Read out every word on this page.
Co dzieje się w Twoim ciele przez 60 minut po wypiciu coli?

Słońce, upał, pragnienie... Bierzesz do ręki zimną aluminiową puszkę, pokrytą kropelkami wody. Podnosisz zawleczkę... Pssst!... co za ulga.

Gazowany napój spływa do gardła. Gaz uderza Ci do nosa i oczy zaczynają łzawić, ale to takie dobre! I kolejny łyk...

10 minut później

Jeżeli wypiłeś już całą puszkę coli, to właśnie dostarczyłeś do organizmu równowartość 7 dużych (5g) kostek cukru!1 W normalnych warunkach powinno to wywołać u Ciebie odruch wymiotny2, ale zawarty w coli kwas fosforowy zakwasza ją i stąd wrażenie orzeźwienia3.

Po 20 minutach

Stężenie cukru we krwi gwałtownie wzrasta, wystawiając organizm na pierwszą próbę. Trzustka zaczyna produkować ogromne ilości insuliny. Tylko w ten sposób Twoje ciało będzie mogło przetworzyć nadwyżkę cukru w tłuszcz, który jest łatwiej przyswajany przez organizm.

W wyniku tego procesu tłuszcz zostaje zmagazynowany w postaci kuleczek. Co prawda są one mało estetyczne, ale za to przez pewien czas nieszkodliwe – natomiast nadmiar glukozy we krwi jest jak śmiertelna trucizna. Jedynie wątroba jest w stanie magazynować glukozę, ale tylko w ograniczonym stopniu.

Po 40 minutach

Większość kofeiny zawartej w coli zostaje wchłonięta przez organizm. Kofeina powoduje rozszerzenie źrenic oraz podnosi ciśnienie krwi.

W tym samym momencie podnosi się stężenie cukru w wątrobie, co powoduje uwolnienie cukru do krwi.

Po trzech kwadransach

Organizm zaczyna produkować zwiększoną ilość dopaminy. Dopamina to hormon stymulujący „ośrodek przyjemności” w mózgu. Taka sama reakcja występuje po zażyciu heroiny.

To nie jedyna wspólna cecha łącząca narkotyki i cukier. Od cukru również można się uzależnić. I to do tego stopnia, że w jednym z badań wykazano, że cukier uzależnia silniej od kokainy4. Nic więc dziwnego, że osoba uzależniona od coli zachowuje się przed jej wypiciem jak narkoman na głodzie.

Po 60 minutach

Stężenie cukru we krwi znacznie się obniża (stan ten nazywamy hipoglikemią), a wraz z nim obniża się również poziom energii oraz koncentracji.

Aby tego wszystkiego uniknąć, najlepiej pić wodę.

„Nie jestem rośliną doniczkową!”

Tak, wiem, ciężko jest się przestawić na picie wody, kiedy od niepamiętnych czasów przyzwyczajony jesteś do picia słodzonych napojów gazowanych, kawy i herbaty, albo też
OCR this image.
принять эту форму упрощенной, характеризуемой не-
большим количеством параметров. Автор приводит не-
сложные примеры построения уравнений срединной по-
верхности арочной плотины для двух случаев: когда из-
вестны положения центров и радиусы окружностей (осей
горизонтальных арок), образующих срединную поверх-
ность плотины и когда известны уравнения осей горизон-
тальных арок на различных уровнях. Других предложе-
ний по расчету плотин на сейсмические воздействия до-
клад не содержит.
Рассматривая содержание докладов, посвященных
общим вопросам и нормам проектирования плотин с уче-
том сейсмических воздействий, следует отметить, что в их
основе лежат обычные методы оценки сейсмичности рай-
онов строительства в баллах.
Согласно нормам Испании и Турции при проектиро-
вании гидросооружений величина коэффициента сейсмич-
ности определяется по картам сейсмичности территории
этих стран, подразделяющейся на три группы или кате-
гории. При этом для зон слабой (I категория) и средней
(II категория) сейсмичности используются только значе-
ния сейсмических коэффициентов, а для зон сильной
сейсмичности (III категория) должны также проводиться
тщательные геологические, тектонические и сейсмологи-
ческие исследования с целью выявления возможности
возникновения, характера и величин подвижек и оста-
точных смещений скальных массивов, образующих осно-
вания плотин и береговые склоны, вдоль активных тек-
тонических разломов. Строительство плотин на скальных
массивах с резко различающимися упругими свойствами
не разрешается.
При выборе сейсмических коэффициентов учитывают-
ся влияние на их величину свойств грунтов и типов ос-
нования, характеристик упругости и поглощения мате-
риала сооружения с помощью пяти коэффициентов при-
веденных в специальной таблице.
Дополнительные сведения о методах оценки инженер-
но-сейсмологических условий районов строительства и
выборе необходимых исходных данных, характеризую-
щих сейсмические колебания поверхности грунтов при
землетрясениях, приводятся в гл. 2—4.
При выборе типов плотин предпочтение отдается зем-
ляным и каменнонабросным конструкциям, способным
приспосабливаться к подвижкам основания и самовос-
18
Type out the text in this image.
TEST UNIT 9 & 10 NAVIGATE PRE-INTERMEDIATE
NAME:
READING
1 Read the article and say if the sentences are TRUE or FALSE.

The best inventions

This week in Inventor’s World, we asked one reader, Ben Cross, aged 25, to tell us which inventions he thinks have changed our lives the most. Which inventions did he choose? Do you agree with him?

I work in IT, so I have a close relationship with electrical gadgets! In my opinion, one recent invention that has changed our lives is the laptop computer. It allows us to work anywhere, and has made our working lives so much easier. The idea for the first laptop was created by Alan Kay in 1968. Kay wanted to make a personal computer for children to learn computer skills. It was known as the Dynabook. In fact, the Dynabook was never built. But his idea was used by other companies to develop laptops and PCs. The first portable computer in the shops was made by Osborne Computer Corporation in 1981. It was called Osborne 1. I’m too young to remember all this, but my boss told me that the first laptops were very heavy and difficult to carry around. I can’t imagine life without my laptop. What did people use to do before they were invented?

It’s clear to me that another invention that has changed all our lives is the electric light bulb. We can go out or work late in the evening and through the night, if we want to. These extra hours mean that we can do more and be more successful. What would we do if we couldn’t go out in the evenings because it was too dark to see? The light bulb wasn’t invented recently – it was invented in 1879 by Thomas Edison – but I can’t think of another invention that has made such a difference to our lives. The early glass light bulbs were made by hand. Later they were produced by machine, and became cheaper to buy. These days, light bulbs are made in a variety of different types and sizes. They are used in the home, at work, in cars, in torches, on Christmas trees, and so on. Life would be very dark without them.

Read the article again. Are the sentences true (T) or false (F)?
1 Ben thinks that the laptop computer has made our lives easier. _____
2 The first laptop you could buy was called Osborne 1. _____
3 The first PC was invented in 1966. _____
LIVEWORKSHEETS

▶ _The request_: Retype the entries exactly, including every line.

▶ _Result of the exercise_:
Read out every word on this page.
Co dzieje się w Twoim ciele przez 60 minut po wypiciu coli?

Słońce, upał, pragnienie... Bierzesz do ręki zimną aluminiową puszkę, pokrytą kropelkami wody. Podnosisz zawleczkę... Pssst!... co za ulga.

Gazowany napój spływa do gardła. Gaz uderza Ci do nosa i oczy zaczynają łzawić, ale to takie dobre! I kolejny łyk...

10 minut później

Jeżeli wypiłeś już całą puszkę coli, to właśnie dostarczyłeś do organizmu równowartość 7 dużych (5g) kostek cukru!1 W normalnych warunkach powinno to wywołać u Ciebie odruch wymiotny2, ale zawarty w coli kwas fosforowy zakwasza ją i stąd wrażenie orzeźwienia3.

Po 20 minutach

Stężenie cukru we krwi gwałtownie wzrasta, wystawiając organizm na pierwszą próbę. Trzustka zaczyna produkować ogromne ilości insuliny. Tylko w ten sposób Twoje ciało będzie mogło przetworzyć nadwyżkę cukru w tłuszcz, który jest łatwiej przyswajany przez organizm.

W wyniku tego procesu tłuszcz zostaje zmagazynowany w postaci kuleczek. Co prawda są one mało estetyczne, ale za to przez pewien czas nieszkodliwe – natomiast nadmiar glukozy we krwi jest jak śmiertelna trucizna. Jedynie wątroba jest w stanie magazynować glukozę, ale tylko w ograniczonym stopniu.

Po 40 minutach

Większość kofeiny zawartej w coli zostaje wchłonięta przez organizm. Kofeina powoduje rozszerzenie źrenic oraz podnosi ciśnienie krwi.

W tym samym momencie podnosi się stężenie cukru w wątrobie, co powoduje uwolnienie cukru do krwi.

Po trzech kwadransach

Organizm zaczyna produkować zwiększoną ilość dopaminy. Dopamina to hormon stymulujący „ośrodek przyjemności” w mózgu. Taka sama reakcja występuje po zażyciu heroiny.

To nie jedyna wspólna cecha łącząca narkotyki i cukier. Od cukru również można się uzależnić. I to do tego stopnia, że w jednym z badań wykazano, że cukier uzależnia silniej od kokainy4. Nic więc dziwnego, że osoba uzależniona od coli zachowuje się przed jej wypiciem jak narkoman na głodzie.

Po 60 minutach

Stężenie cukru we krwi znacznie się obniża (stan ten nazywamy hipoglikemią), a wraz z nim obniża się również poziom energii oraz koncentracji.

Aby tego wszystkiego uniknąć, najlepiej pić wodę.

„Nie jestem rośliną doniczkową!”

Tak, wiem, ciężko jest się przestawić na picie wody, kiedy od niepamiętnych czasów przyzwyczajony jesteś do picia słodzonych napojów gazowanych, kawy i herbaty, albo też
OCR this image.
принять эту форму упрощенной, характеризуемой не-
большим количеством параметров. Автор приводит не-
сложные примеры построения уравнений срединной по-
верхности арочной плотины для двух случаев: когда из-
вестны положения центров и радиусы окружностей (осей
горизонтальных арок), образующих срединную поверх-
ность плотины и когда известны уравнения осей горизон-
тальных арок на различных уровнях. Других предложе-
ний по расчету плотин на сейсмические воздействия до-
клад не содержит.
Рассматривая содержание докладов, посвященных
общим вопросам и нормам проектирования плотин с уче-
том сейсмических воздействий, следует отметить, что в их
основе лежат обычные методы оценки сейсмичности рай-
онов строительства в баллах.
Согласно нормам Испании и Турции при проектиро-
вании гидросооружений величина коэффициента сейсмич-
ности определяется по картам сейсмичности территории
этих стран, подразделяющейся на три группы или кате-
гории. При этом для зон слабой (I категория) и средней
(II категория) сейсмичности используются только значе-
ния сейсмических коэффициентов, а для зон сильной
сейсмичности (III категория) должны также проводиться
тщательные геологические, тектонические и сейсмологи-
ческие исследования с целью выявления возможности
возникновения, характера и величин подвижек и оста-
точных смещений скальных массивов, образующих осно-
вания плотин и береговые склоны, вдоль активных тек-
тонических разломов. Строительство плотин на скальных
массивах с резко различающимися упругими свойствами
не разрешается.
При выборе сейсмических коэффициентов учитывают-
ся влияние на их величину свойств грунтов и типов ос-
нования, характеристик упругости и поглощения мате-
риала сооружения с помощью пяти коэффициентов при-
веденных в специальной таблице.
Дополнительные сведения о методах оценки инженер-
но-сейсмологических условий районов строительства и
выборе необходимых исходных данных, характеризую-
щих сейсмические колебания поверхности грунтов при
землетрясениях, приводятся в гл. 2—4.
При выборе типов плотин предпочтение отдается зем-
ляным и каменнонабросным конструкциям, способным
приспосабливаться к подвижкам основания и самовос-
18
Type out the text in this image.
TEST UNIT 9 & 10 NAVIGATE PRE-INTERMEDIATE
NAME:
READING
1 Read the article and say if the sentences are TRUE or FALSE.

The best inventions

This week in Inventor’s World, we asked one reader, Ben Cross, aged 25, to tell us which inventions he thinks have changed our lives the most. Which inventions did he choose? Do you agree with him?

I work in IT, so I have a close relationship with electrical gadgets! In my opinion, one recent invention that has changed our lives is the laptop computer. It allows us to work anywhere, and has made our working lives so much easier. The idea for the first laptop was created by Alan Kay in 1968. Kay wanted to make a personal computer for children to learn computer skills. It was known as the Dynabook. In fact, the Dynabook was never built. But his idea was used by other companies to develop laptops and PCs. The first portable computer in the shops was made by Osborne Computer Corporation in 1981. It was called Osborne 1. I’m too young to remember all this, but my boss told me that the first laptops were very heavy and difficult to carry around. I can’t imagine life without my laptop. What did people use to do before they were invented?

It’s clear to me that another invention that has changed all our lives is the electric light bulb. We can go out or work late in the evening and through the night, if we want to. These extra hours mean that we can do more and be more successful. What would we do if we couldn’t go out in the evenings because it was too dark to see? The light bulb wasn’t invented recently – it was invented in 1879 by Thomas Edison – but I can’t think of another invention that has made such a difference to our lives. The early glass light bulbs were made by hand. Later they were produced by machine, and became cheaper to buy. These days, light bulbs are made in a variety of different types and sizes. They are used in the home, at work, in cars, in torches, on Christmas trees, and so on. Life would be very dark without them.

Read the article again. Are the sentences true (T) or false (F)?
1 Ben thinks that the laptop computer has made our lives easier. _____
2 The first laptop you could buy was called Osborne 1. _____
3 The first PC was invented in 1966. _____
LIVEWORKSHEETS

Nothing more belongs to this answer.